══ Information shown

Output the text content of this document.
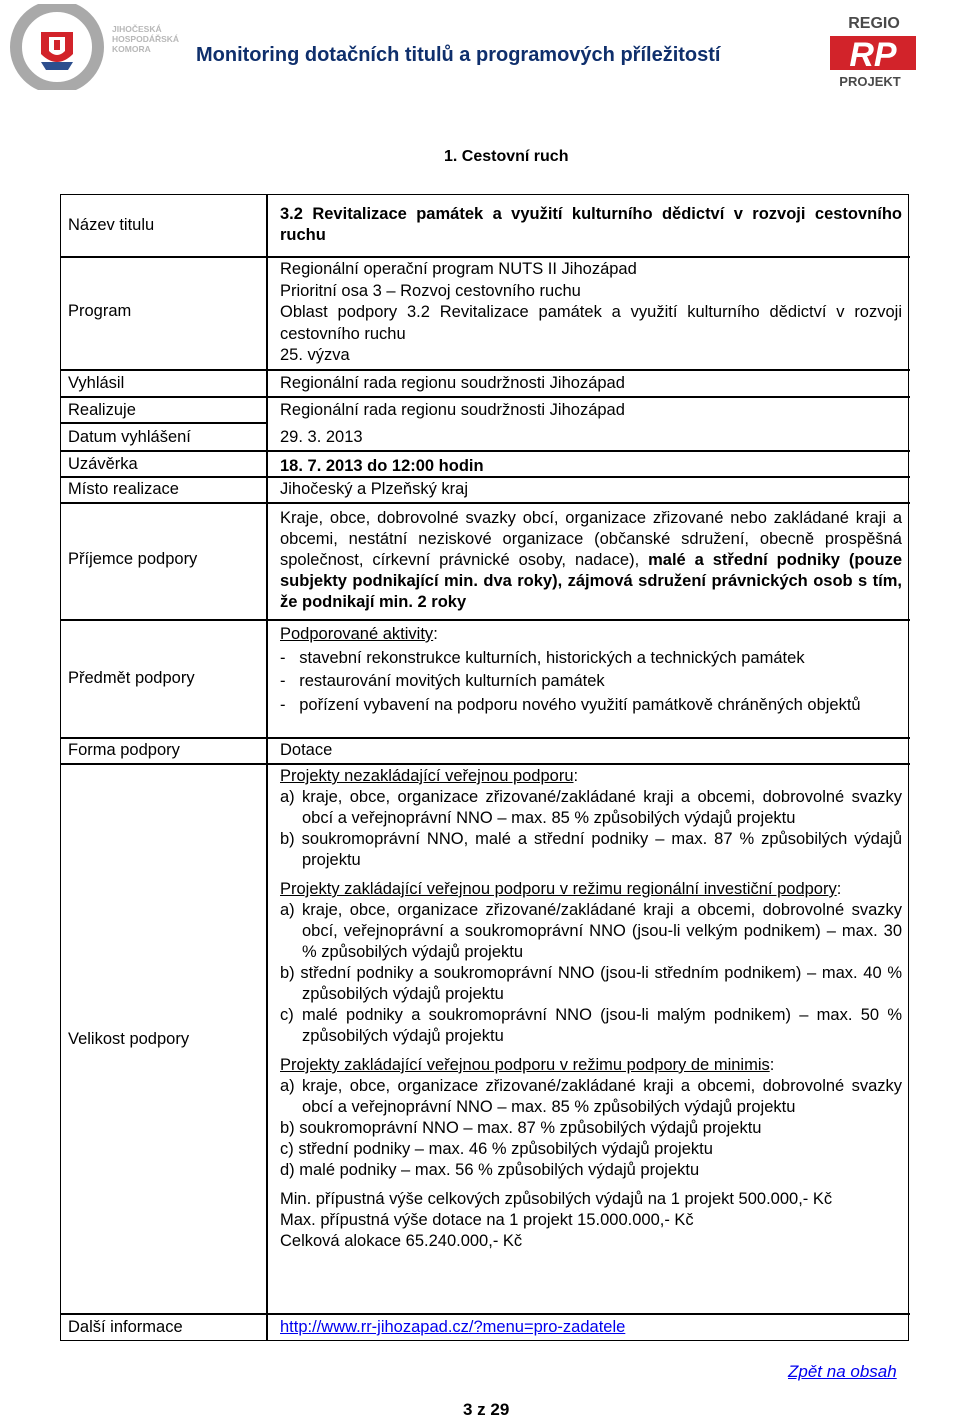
JIHOČESKÁ
HOSPODÁŘSKÁ
KOMORA	Monitoring dotačních titulů a programových příležitostí
REGIO
RP
PROJEKT
1. Cestovní ruch
Název titulu
Program
Vyhlásil
Realizuje
Datum vyhlášení
Uzávěrka
Místo realizace
Příjemce podpory
Předmět podpory
Forma podpory
Velikost podpory
Další informace
3.2 Revitalizace památek a využití kulturního dědictví v rozvoji cestovního ruchu

Regionální operační program NUTS II Jihozápad

Prioritní osa 3 – Rozvoj cestovního ruchu

Oblast podpory 3.2 Revitalizace památek a využití kulturního dědictví v rozvoji cestovního ruchu

25. výzva

Regionální rada regionu soudržnosti Jihozápad
Regionální rada regionu soudržnosti Jihozápad
29. 3. 2013
18. 7. 2013 do 12:00 hodin
Jihočeský a Plzeňský kraj
Kraje, obce, dobrovolné svazky obcí, organizace zřizované nebo zakládané kraji a obcemi, nestátní neziskové organizace (občanské sdružení, obecně prospěšná společnost, církevní právnické osoby, nadace), malé a střední podniky (pouze subjekty podnikající min. dva roky), zájmová sdružení právnických osob s tím, že podnikají min. 2 roky

Podporované aktivity:

-   stavební rekonstrukce kulturních, historických a technických památek

-   restaurování movitých kulturních památek

-   pořízení vybavení na podporu nového využití památkově chráněných objektů

Dotace

Projekty nezakládající veřejnou podporu:

a) kraje, obce, organizace zřizované/zakládané kraji a obcemi, dobrovolné svazky obcí a veřejnoprávní NNO – max. 85 % způsobilých výdajů projektu

b) soukromoprávní NNO, malé a střední podniky – max. 87 % způsobilých výdajů projektu

Projekty zakládající veřejnou podporu v režimu regionální investiční podpory:

a) kraje, obce, organizace zřizované/zakládané kraji a obcemi, dobrovolné svazky obcí, veřejnoprávní a soukromoprávní NNO (jsou-li velkým podnikem) – max. 30 % způsobilých výdajů projektu

b) střední podniky a soukromoprávní NNO (jsou-li středním podnikem) – max. 40 % způsobilých výdajů projektu

c) malé podniky a soukromoprávní NNO (jsou-li malým podnikem) – max. 50 % způsobilých výdajů projektu

Projekty zakládající veřejnou podporu v režimu podpory de minimis:

a) kraje, obce, organizace zřizované/zakládané kraji a obcemi, dobrovolné svazky obcí a veřejnoprávní NNO – max. 85 % způsobilých výdajů projektu

b) soukromoprávní NNO – max. 87 % způsobilých výdajů projektu

c) střední podniky – max. 46 % způsobilých výdajů projektu

d) malé podniky – max. 56 % způsobilých výdajů projektu

Min. přípustná výše celkových způsobilých výdajů na 1 projekt 500.000,- Kč

Max. přípustná výše dotace na 1 projekt 15.000.000,- Kč

Celková alokace 65.240.000,- Kč

http://www.rr-jihozapad.cz/?menu=pro-zadatele
Zpět na obsah
3 z 29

════

**Your goal**
Where a line in the entries holds "využití", copy that line.

**Task answer**
3.2 Revitalizace památek a využití kulturního dědictví v rozvoji cestovního ruchu
Oblast podpory 3.2 Revitalizace památek a využití kulturního dědictví v rozvoji cestovního ruchu
-   pořízení vybavení na podporu nového využití památkově chráněných objektů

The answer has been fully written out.